Task input
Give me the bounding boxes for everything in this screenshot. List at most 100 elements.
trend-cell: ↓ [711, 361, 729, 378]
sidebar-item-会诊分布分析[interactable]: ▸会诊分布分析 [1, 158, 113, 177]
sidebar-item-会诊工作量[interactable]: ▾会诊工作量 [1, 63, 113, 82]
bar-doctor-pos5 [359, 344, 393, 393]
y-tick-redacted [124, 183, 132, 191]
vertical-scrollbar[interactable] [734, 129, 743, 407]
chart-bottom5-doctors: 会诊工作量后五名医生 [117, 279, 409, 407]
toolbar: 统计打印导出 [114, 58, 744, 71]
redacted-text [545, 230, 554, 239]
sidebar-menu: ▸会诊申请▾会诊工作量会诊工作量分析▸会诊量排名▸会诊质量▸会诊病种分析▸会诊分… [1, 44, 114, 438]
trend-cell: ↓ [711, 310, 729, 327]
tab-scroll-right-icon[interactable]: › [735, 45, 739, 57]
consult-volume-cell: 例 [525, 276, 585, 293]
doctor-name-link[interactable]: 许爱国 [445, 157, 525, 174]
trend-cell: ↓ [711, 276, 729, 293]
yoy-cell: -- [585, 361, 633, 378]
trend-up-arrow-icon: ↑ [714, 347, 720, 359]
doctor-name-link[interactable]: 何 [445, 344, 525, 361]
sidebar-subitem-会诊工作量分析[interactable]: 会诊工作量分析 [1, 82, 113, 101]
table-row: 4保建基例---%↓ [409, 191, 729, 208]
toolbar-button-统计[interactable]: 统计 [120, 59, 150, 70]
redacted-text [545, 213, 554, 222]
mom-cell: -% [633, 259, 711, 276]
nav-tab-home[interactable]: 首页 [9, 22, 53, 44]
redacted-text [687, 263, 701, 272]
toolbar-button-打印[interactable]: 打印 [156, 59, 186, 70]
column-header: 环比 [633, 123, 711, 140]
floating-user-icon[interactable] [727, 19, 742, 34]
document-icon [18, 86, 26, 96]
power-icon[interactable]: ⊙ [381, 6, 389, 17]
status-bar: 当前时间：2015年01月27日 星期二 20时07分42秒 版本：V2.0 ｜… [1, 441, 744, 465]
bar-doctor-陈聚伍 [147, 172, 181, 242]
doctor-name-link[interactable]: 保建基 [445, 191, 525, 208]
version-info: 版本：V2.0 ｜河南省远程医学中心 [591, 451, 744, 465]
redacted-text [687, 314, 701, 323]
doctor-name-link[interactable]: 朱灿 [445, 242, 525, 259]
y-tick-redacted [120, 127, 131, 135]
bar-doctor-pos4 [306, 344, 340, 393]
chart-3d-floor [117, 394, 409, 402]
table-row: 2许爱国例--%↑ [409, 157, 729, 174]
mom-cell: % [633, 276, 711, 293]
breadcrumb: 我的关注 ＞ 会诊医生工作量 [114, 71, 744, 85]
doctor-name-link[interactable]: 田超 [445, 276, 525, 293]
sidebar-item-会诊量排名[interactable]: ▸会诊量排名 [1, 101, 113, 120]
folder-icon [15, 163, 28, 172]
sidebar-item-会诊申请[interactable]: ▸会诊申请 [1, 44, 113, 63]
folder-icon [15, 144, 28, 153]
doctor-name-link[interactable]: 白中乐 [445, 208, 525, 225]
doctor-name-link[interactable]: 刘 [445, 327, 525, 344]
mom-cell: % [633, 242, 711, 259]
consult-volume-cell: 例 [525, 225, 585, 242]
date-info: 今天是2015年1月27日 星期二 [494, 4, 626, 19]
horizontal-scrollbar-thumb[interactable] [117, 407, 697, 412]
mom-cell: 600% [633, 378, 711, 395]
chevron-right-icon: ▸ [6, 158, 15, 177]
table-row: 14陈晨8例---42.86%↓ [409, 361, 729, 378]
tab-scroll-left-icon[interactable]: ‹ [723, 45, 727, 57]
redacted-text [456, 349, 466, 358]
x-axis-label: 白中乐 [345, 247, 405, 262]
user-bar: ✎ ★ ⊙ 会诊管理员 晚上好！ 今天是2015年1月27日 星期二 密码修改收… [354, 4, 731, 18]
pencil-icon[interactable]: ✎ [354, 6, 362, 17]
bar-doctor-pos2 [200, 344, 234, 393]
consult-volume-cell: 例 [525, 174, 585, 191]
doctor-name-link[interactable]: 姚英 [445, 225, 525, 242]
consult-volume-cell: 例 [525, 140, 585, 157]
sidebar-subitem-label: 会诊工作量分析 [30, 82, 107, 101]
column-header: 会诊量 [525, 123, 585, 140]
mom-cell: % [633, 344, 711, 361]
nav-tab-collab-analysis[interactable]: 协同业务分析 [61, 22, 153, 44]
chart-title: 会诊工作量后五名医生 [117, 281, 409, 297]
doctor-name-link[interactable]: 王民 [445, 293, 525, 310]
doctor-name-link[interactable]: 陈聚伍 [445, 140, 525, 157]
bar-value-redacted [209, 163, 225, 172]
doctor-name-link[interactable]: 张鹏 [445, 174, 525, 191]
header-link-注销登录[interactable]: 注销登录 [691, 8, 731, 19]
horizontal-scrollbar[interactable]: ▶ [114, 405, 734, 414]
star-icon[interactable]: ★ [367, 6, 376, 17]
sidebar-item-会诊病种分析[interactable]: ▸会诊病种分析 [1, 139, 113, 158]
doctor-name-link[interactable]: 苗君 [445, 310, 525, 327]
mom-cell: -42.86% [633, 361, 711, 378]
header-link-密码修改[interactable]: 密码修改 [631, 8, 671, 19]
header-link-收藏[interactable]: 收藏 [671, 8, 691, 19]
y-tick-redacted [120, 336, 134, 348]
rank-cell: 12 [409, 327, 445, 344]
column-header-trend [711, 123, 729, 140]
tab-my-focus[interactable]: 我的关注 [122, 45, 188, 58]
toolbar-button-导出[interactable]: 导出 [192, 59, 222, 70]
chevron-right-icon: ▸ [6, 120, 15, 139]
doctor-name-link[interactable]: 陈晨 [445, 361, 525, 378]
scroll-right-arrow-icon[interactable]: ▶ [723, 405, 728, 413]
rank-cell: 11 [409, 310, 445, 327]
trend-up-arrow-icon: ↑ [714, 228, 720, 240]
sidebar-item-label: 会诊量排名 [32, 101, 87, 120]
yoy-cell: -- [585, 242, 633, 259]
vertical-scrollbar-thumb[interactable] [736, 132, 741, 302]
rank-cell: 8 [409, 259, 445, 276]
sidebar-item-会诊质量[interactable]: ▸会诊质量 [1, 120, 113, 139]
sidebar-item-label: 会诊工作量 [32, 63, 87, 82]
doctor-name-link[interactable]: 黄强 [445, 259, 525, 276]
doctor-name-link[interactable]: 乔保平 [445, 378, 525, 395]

Given exercise
Retype every line of the records above without changing a single character.

Result of this task
Give me the bounding boxes for everything in this screenshot. List at most 100 elements.
trend-cell: ↓ [711, 361, 729, 378]
sidebar-item-会诊分布分析[interactable]: ▸会诊分布分析 [1, 158, 113, 177]
sidebar-item-会诊工作量[interactable]: ▾会诊工作量 [1, 63, 113, 82]
bar-doctor-pos5 [359, 344, 393, 393]
y-tick-redacted [124, 183, 132, 191]
vertical-scrollbar[interactable] [734, 129, 743, 407]
chart-bottom5-doctors: 会诊工作量后五名医生 [117, 279, 409, 407]
toolbar: 统计打印导出 [114, 58, 744, 71]
redacted-text [545, 230, 554, 239]
sidebar-menu: ▸会诊申请▾会诊工作量会诊工作量分析▸会诊量排名▸会诊质量▸会诊病种分析▸会诊分… [1, 44, 114, 438]
trend-cell: ↓ [711, 310, 729, 327]
tab-scroll-right-icon[interactable]: › [735, 45, 739, 57]
consult-volume-cell: 例 [525, 276, 585, 293]
doctor-name-link[interactable]: 许爱国 [445, 157, 525, 174]
trend-cell: ↓ [711, 276, 729, 293]
yoy-cell: -- [585, 361, 633, 378]
trend-up-arrow-icon: ↑ [714, 347, 720, 359]
doctor-name-link[interactable]: 何 [445, 344, 525, 361]
sidebar-subitem-会诊工作量分析[interactable]: 会诊工作量分析 [1, 82, 113, 101]
table-row: 4保建基例---%↓ [409, 191, 729, 208]
toolbar-button-统计[interactable]: 统计 [120, 59, 150, 70]
redacted-text [545, 213, 554, 222]
mom-cell: -% [633, 259, 711, 276]
nav-tab-home[interactable]: 首页 [9, 22, 53, 44]
redacted-text [687, 263, 701, 272]
toolbar-button-打印[interactable]: 打印 [156, 59, 186, 70]
column-header: 环比 [633, 123, 711, 140]
floating-user-icon[interactable] [727, 19, 742, 34]
document-icon [18, 86, 26, 96]
power-icon[interactable]: ⊙ [381, 6, 389, 17]
status-bar: 当前时间：2015年01月27日 星期二 20时07分42秒 版本：V2.0 ｜… [1, 441, 744, 465]
bar-doctor-陈聚伍 [147, 172, 181, 242]
doctor-name-link[interactable]: 保建基 [445, 191, 525, 208]
version-info: 版本：V2.0 ｜河南省远程医学中心 [591, 451, 744, 465]
redacted-text [687, 314, 701, 323]
doctor-name-link[interactable]: 朱灿 [445, 242, 525, 259]
y-tick-redacted [120, 127, 131, 135]
bar-doctor-pos4 [306, 344, 340, 393]
chart-3d-floor [117, 394, 409, 402]
table-row: 2许爱国例--%↑ [409, 157, 729, 174]
mom-cell: % [633, 276, 711, 293]
breadcrumb: 我的关注 ＞ 会诊医生工作量 [114, 71, 744, 85]
doctor-name-link[interactable]: 田超 [445, 276, 525, 293]
sidebar-item-会诊量排名[interactable]: ▸会诊量排名 [1, 101, 113, 120]
folder-icon [15, 163, 28, 172]
sidebar-item-会诊申请[interactable]: ▸会诊申请 [1, 44, 113, 63]
folder-icon [15, 144, 28, 153]
doctor-name-link[interactable]: 白中乐 [445, 208, 525, 225]
doctor-name-link[interactable]: 刘 [445, 327, 525, 344]
mom-cell: % [633, 242, 711, 259]
consult-volume-cell: 例 [525, 225, 585, 242]
date-info: 今天是2015年1月27日 星期二 [494, 4, 626, 19]
horizontal-scrollbar-thumb[interactable] [117, 407, 697, 412]
mom-cell: 600% [633, 378, 711, 395]
chevron-right-icon: ▸ [6, 158, 15, 177]
table-row: 14陈晨8例---42.86%↓ [409, 361, 729, 378]
tab-scroll-left-icon[interactable]: ‹ [723, 45, 727, 57]
redacted-text [456, 349, 466, 358]
x-axis-label: 白中乐 [345, 247, 405, 262]
user-bar: ✎ ★ ⊙ 会诊管理员 晚上好！ 今天是2015年1月27日 星期二 密码修改收… [354, 4, 731, 18]
pencil-icon[interactable]: ✎ [354, 6, 362, 17]
bar-doctor-pos2 [200, 344, 234, 393]
consult-volume-cell: 例 [525, 174, 585, 191]
doctor-name-link[interactable]: 姚英 [445, 225, 525, 242]
consult-volume-cell: 例 [525, 140, 585, 157]
sidebar-subitem-label: 会诊工作量分析 [30, 82, 107, 101]
column-header: 会诊量 [525, 123, 585, 140]
mom-cell: % [633, 344, 711, 361]
nav-tab-collab-analysis[interactable]: 协同业务分析 [61, 22, 153, 44]
chart-title: 会诊工作量后五名医生 [117, 281, 409, 297]
doctor-name-link[interactable]: 王民 [445, 293, 525, 310]
doctor-name-link[interactable]: 陈聚伍 [445, 140, 525, 157]
bar-value-redacted [209, 163, 225, 172]
doctor-name-link[interactable]: 张鹏 [445, 174, 525, 191]
header-link-注销登录[interactable]: 注销登录 [691, 8, 731, 19]
horizontal-scrollbar[interactable]: ▶ [114, 405, 734, 414]
star-icon[interactable]: ★ [367, 6, 376, 17]
sidebar-item-会诊病种分析[interactable]: ▸会诊病种分析 [1, 139, 113, 158]
doctor-name-link[interactable]: 苗君 [445, 310, 525, 327]
mom-cell: -42.86% [633, 361, 711, 378]
header-link-密码修改[interactable]: 密码修改 [631, 8, 671, 19]
header-link-收藏[interactable]: 收藏 [671, 8, 691, 19]
y-tick-redacted [120, 336, 134, 348]
rank-cell: 12 [409, 327, 445, 344]
column-header-trend [711, 123, 729, 140]
tab-my-focus[interactable]: 我的关注 [122, 45, 188, 58]
toolbar-button-导出[interactable]: 导出 [192, 59, 222, 70]
chevron-right-icon: ▸ [6, 120, 15, 139]
doctor-name-link[interactable]: 陈晨 [445, 361, 525, 378]
scroll-right-arrow-icon[interactable]: ▶ [723, 405, 728, 413]
rank-cell: 11 [409, 310, 445, 327]
trend-up-arrow-icon: ↑ [714, 228, 720, 240]
sidebar-item-label: 会诊量排名 [32, 101, 87, 120]
yoy-cell: -- [585, 242, 633, 259]
vertical-scrollbar-thumb[interactable] [736, 132, 741, 302]
rank-cell: 8 [409, 259, 445, 276]
sidebar-item-会诊质量[interactable]: ▸会诊质量 [1, 120, 113, 139]
sidebar-item-label: 会诊工作量 [32, 63, 87, 82]
doctor-name-link[interactable]: 黄强 [445, 259, 525, 276]
doctor-name-link[interactable]: 乔保平 [445, 378, 525, 395]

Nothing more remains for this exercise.